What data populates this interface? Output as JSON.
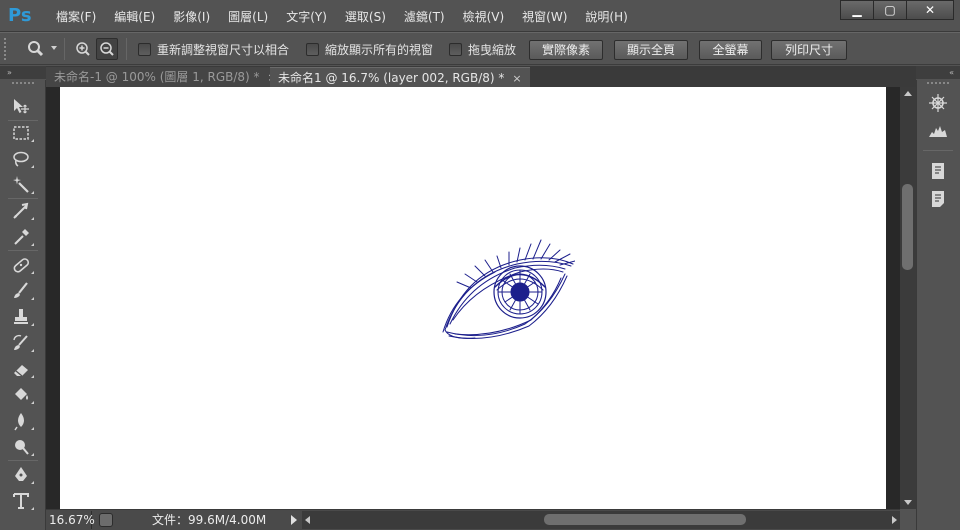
{
  "app": {
    "logo": "Ps"
  },
  "menu": {
    "items": [
      "檔案(F)",
      "編輯(E)",
      "影像(I)",
      "圖層(L)",
      "文字(Y)",
      "選取(S)",
      "濾鏡(T)",
      "檢視(V)",
      "視窗(W)",
      "說明(H)"
    ]
  },
  "window_controls": {
    "minimize": "▁",
    "maximize": "▢",
    "close": "✕"
  },
  "options": {
    "resize_windows": "重新調整視窗尺寸以相合",
    "zoom_all_windows": "縮放顯示所有的視窗",
    "scrubby_zoom": "拖曳縮放",
    "actual_pixels": "實際像素",
    "fit_screen": "顯示全頁",
    "fill_screen": "全螢幕",
    "print_size": "列印尺寸"
  },
  "tabs": [
    {
      "label": "未命名-1 @ 100% (圖層 1, RGB/8) *",
      "active": false,
      "close": "×"
    },
    {
      "label": "未命名1 @ 16.7% (layer 002, RGB/8) *",
      "active": true,
      "close": "×"
    }
  ],
  "panel_collapse": {
    "left": "»",
    "right": "«"
  },
  "status": {
    "zoom": "16.67%",
    "doc_info": "文件：99.6M/4.00M"
  },
  "colors": {
    "ui_bg": "#535353",
    "accent_logo": "#2f9ad8",
    "sketch_ink": "#1c1f8c",
    "canvas": "#ffffff"
  },
  "icons": {
    "tools": [
      "move-icon",
      "marquee-icon",
      "lasso-icon",
      "magic-wand-icon",
      "crop-icon",
      "eyedropper-icon",
      "healing-brush-icon",
      "brush-icon",
      "clone-stamp-icon",
      "history-brush-icon",
      "eraser-icon",
      "paint-bucket-icon",
      "blur-icon",
      "dodge-icon",
      "pen-icon",
      "type-icon"
    ],
    "panels": [
      "navigator-icon",
      "histogram-icon",
      "book-icon",
      "notes-icon"
    ]
  }
}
——
WHAT TO DO >>
Give every line back word for word and leave the pictures out.

THE COMPLETED TASK >>
What data populates this interface? Output as JSON.
{
  "app": {
    "logo": "Ps"
  },
  "menu": {
    "items": [
      "檔案(F)",
      "編輯(E)",
      "影像(I)",
      "圖層(L)",
      "文字(Y)",
      "選取(S)",
      "濾鏡(T)",
      "檢視(V)",
      "視窗(W)",
      "說明(H)"
    ]
  },
  "window_controls": {
    "minimize": "▁",
    "maximize": "▢",
    "close": "✕"
  },
  "options": {
    "resize_windows": "重新調整視窗尺寸以相合",
    "zoom_all_windows": "縮放顯示所有的視窗",
    "scrubby_zoom": "拖曳縮放",
    "actual_pixels": "實際像素",
    "fit_screen": "顯示全頁",
    "fill_screen": "全螢幕",
    "print_size": "列印尺寸"
  },
  "tabs": [
    {
      "label": "未命名-1 @ 100% (圖層 1, RGB/8) *",
      "active": false,
      "close": "×"
    },
    {
      "label": "未命名1 @ 16.7% (layer 002, RGB/8) *",
      "active": true,
      "close": "×"
    }
  ],
  "panel_collapse": {
    "left": "»",
    "right": "«"
  },
  "status": {
    "zoom": "16.67%",
    "doc_info": "文件：99.6M/4.00M"
  },
  "colors": {
    "ui_bg": "#535353",
    "accent_logo": "#2f9ad8",
    "sketch_ink": "#1c1f8c",
    "canvas": "#ffffff"
  },
  "icons": {
    "tools": [
      "move-icon",
      "marquee-icon",
      "lasso-icon",
      "magic-wand-icon",
      "crop-icon",
      "eyedropper-icon",
      "healing-brush-icon",
      "brush-icon",
      "clone-stamp-icon",
      "history-brush-icon",
      "eraser-icon",
      "paint-bucket-icon",
      "blur-icon",
      "dodge-icon",
      "pen-icon",
      "type-icon"
    ],
    "panels": [
      "navigator-icon",
      "histogram-icon",
      "book-icon",
      "notes-icon"
    ]
  }
}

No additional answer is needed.